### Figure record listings
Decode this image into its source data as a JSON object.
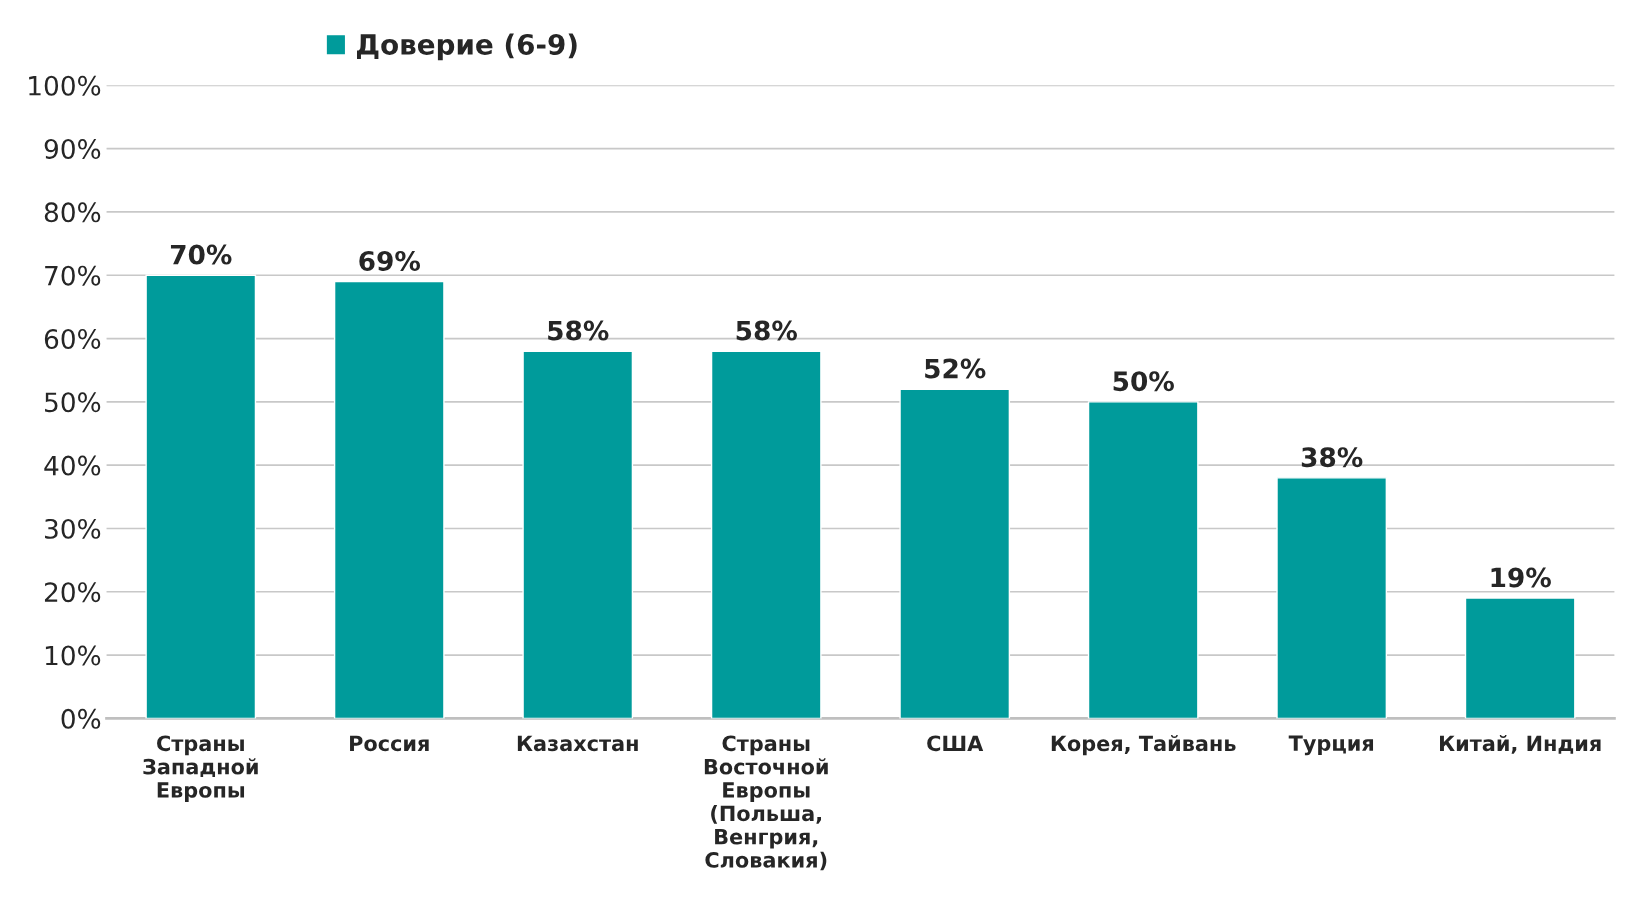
{
  "chart_data": {
    "type": "bar",
    "categories": [
      "Страны Западной Европы",
      "Россия",
      "Казахстан",
      "Страны Восточной Европы (Польша, Венгрия, Словакия)",
      "США",
      "Корея, Тайвань",
      "Турция",
      "Китай, Индия"
    ],
    "series": [
      {
        "name": "Доверие (6-9)",
        "color": "#009b9b",
        "values": [
          70,
          69,
          58,
          58,
          52,
          50,
          38,
          19
        ],
        "value_labels": [
          "70%",
          "69%",
          "58%",
          "58%",
          "52%",
          "50%",
          "38%",
          "19%"
        ]
      }
    ],
    "ylim": [
      0,
      100
    ],
    "yticks": [
      {
        "value": 0,
        "label": "0%"
      },
      {
        "value": 10,
        "label": "10%"
      },
      {
        "value": 20,
        "label": "20%"
      },
      {
        "value": 30,
        "label": "30%"
      },
      {
        "value": 40,
        "label": "40%"
      },
      {
        "value": 50,
        "label": "50%"
      },
      {
        "value": 60,
        "label": "60%"
      },
      {
        "value": 70,
        "label": "70%"
      },
      {
        "value": 80,
        "label": "80%"
      },
      {
        "value": 90,
        "label": "90%"
      },
      {
        "value": 100,
        "label": "100%"
      }
    ],
    "grid": "y",
    "legend": "top left"
  }
}
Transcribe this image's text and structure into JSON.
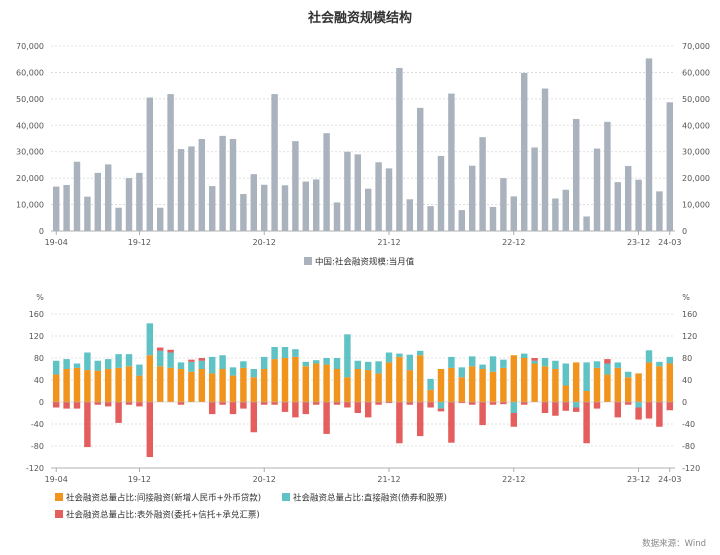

### OBJECTIVE
Leave the pictures out and reproduce all of the records exactly.

### TASK RESULT
Decode this image into its source data as a JSON object.
{
  "chart_data": {
    "type": "bar",
    "categories": [
      "Страны Западной Европы",
      "Россия",
      "Казахстан",
      "Страны Восточной Европы (Польша, Венгрия, Словакия)",
      "США",
      "Корея, Тайвань",
      "Турция",
      "Китай, Индия"
    ],
    "series": [
      {
        "name": "Доверие (6-9)",
        "color": "#009b9b",
        "values": [
          70,
          69,
          58,
          58,
          52,
          50,
          38,
          19
        ],
        "value_labels": [
          "70%",
          "69%",
          "58%",
          "58%",
          "52%",
          "50%",
          "38%",
          "19%"
        ]
      }
    ],
    "ylim": [
      0,
      100
    ],
    "yticks": [
      {
        "value": 0,
        "label": "0%"
      },
      {
        "value": 10,
        "label": "10%"
      },
      {
        "value": 20,
        "label": "20%"
      },
      {
        "value": 30,
        "label": "30%"
      },
      {
        "value": 40,
        "label": "40%"
      },
      {
        "value": 50,
        "label": "50%"
      },
      {
        "value": 60,
        "label": "60%"
      },
      {
        "value": 70,
        "label": "70%"
      },
      {
        "value": 80,
        "label": "80%"
      },
      {
        "value": 90,
        "label": "90%"
      },
      {
        "value": 100,
        "label": "100%"
      }
    ],
    "grid": "y",
    "legend": "top left"
  }
}
Transcribe this image's text and structure into JSON.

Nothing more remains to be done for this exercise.